TASK BRIEF: Across the entries below, count the lines in which the word "Desktop" occurs. Reply with the count alone.

(Dataset items)

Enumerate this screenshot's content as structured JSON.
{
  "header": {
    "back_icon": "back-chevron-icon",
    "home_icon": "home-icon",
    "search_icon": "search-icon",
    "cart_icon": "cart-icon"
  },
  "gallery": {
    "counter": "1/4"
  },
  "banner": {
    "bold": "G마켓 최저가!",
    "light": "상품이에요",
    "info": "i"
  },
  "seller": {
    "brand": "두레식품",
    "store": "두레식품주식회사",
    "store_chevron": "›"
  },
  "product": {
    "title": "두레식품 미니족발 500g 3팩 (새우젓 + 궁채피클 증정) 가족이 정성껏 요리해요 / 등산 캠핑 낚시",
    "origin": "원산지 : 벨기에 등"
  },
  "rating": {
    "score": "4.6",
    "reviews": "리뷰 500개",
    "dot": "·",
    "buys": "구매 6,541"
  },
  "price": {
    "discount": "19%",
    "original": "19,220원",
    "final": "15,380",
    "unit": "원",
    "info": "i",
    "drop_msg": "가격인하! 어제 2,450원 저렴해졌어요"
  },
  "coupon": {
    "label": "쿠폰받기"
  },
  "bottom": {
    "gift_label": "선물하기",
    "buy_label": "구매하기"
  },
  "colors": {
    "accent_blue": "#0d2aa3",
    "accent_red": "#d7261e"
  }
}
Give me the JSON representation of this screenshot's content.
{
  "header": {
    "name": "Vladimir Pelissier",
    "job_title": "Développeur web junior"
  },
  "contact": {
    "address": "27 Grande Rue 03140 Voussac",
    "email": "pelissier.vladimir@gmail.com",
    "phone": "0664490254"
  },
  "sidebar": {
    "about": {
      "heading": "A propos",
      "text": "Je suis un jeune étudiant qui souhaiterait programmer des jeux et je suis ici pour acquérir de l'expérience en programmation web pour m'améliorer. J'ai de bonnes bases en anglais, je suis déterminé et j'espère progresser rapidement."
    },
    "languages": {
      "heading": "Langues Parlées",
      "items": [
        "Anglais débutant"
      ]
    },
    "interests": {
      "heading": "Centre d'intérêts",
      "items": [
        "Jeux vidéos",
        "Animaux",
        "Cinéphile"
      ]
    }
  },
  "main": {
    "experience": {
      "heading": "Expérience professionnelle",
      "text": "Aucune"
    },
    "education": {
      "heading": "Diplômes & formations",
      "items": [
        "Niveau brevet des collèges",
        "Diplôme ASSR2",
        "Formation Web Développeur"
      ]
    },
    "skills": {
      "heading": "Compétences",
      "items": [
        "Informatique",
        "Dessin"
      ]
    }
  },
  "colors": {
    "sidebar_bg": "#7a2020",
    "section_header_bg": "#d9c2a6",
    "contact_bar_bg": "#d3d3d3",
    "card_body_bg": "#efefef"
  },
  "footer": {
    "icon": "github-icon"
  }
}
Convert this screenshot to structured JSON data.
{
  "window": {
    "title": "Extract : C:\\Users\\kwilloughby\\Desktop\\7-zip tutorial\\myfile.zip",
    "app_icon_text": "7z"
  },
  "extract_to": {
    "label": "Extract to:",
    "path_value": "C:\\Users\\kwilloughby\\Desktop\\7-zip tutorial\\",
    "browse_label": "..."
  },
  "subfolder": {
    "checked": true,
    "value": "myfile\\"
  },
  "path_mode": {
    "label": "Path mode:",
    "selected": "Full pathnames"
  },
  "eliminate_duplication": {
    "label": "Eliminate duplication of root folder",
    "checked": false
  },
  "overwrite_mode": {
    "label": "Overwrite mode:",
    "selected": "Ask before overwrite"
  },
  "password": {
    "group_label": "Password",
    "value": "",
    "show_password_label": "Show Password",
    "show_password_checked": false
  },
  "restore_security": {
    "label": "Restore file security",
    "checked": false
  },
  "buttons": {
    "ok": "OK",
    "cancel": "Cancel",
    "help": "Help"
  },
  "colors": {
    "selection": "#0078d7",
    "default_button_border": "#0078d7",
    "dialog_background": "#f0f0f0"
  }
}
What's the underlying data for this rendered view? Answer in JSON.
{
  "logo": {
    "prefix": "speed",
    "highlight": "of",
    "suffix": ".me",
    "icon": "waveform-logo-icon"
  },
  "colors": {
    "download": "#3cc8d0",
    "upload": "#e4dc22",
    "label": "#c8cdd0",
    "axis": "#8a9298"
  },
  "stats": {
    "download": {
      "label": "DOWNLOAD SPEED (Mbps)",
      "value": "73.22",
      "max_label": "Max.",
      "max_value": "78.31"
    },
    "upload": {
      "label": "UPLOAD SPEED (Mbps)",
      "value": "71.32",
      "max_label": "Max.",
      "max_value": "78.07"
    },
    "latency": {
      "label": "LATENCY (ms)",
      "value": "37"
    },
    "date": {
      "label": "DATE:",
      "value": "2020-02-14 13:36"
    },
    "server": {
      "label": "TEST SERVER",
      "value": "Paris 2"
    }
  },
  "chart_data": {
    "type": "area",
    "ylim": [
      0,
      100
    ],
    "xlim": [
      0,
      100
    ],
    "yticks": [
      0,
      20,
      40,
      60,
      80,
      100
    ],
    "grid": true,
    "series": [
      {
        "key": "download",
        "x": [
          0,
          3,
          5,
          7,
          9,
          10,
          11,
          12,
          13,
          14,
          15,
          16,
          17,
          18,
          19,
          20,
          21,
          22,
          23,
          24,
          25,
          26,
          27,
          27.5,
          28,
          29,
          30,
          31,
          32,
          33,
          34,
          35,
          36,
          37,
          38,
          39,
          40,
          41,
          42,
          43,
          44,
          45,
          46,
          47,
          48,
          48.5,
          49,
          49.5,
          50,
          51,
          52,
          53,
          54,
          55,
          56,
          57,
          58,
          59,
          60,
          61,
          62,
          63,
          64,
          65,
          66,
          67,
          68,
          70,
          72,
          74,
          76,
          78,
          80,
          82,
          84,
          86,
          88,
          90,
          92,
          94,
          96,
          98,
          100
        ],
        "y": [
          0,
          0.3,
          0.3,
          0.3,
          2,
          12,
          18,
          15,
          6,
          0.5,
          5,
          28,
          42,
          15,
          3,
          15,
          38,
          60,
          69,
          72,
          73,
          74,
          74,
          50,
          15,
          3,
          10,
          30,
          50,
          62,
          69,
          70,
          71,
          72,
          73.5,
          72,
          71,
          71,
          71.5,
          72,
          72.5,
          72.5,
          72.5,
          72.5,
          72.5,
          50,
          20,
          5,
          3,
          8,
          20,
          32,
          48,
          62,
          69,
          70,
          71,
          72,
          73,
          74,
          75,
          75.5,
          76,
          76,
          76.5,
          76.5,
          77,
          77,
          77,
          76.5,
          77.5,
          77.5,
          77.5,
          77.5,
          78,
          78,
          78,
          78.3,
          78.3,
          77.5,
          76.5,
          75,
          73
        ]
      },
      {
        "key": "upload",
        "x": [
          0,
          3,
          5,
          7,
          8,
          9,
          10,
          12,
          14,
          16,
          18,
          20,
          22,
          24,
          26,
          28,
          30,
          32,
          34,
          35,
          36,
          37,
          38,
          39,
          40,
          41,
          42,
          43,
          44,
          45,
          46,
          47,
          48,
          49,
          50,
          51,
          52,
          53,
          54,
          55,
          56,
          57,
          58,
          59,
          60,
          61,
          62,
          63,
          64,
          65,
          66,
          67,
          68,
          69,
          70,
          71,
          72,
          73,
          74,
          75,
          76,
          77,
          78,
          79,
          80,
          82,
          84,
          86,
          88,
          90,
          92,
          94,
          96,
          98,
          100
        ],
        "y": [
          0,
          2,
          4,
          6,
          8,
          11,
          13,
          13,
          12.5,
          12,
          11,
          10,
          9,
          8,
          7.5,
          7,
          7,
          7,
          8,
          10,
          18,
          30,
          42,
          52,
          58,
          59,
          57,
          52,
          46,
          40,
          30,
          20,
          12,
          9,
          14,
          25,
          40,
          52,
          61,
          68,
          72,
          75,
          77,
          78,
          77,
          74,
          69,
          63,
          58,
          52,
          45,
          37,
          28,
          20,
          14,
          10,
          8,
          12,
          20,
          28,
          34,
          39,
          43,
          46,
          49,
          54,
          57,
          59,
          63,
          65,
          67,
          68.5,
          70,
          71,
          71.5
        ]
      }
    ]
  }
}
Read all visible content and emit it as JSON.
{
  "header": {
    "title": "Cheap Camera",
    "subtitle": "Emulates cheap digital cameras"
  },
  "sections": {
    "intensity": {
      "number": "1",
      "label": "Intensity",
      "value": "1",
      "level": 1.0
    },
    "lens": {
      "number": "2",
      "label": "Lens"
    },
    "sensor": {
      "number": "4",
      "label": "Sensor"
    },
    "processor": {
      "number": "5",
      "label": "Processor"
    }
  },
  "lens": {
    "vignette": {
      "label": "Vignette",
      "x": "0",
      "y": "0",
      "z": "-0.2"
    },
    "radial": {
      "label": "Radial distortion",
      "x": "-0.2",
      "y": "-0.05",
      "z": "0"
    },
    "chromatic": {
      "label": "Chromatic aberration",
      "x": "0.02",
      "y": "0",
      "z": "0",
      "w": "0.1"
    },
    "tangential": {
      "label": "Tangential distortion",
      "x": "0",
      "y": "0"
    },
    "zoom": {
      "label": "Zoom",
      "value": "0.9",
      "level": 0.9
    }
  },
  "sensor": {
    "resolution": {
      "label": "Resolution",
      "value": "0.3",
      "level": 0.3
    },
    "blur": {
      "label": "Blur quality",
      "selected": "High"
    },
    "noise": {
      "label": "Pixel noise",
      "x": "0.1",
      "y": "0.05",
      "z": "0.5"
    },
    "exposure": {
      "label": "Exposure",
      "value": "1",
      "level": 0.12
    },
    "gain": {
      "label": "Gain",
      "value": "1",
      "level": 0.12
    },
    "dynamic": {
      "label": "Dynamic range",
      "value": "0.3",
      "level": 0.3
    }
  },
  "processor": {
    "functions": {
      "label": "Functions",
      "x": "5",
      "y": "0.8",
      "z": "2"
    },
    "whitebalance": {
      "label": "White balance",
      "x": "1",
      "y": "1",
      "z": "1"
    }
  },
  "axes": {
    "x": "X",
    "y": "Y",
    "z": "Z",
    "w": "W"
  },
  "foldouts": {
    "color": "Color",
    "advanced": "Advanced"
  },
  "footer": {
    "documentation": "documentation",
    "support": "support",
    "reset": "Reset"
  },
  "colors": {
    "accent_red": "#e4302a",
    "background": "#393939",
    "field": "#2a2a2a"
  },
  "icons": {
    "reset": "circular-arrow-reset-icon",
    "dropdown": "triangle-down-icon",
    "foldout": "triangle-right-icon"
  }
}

FINAL RESULT: 2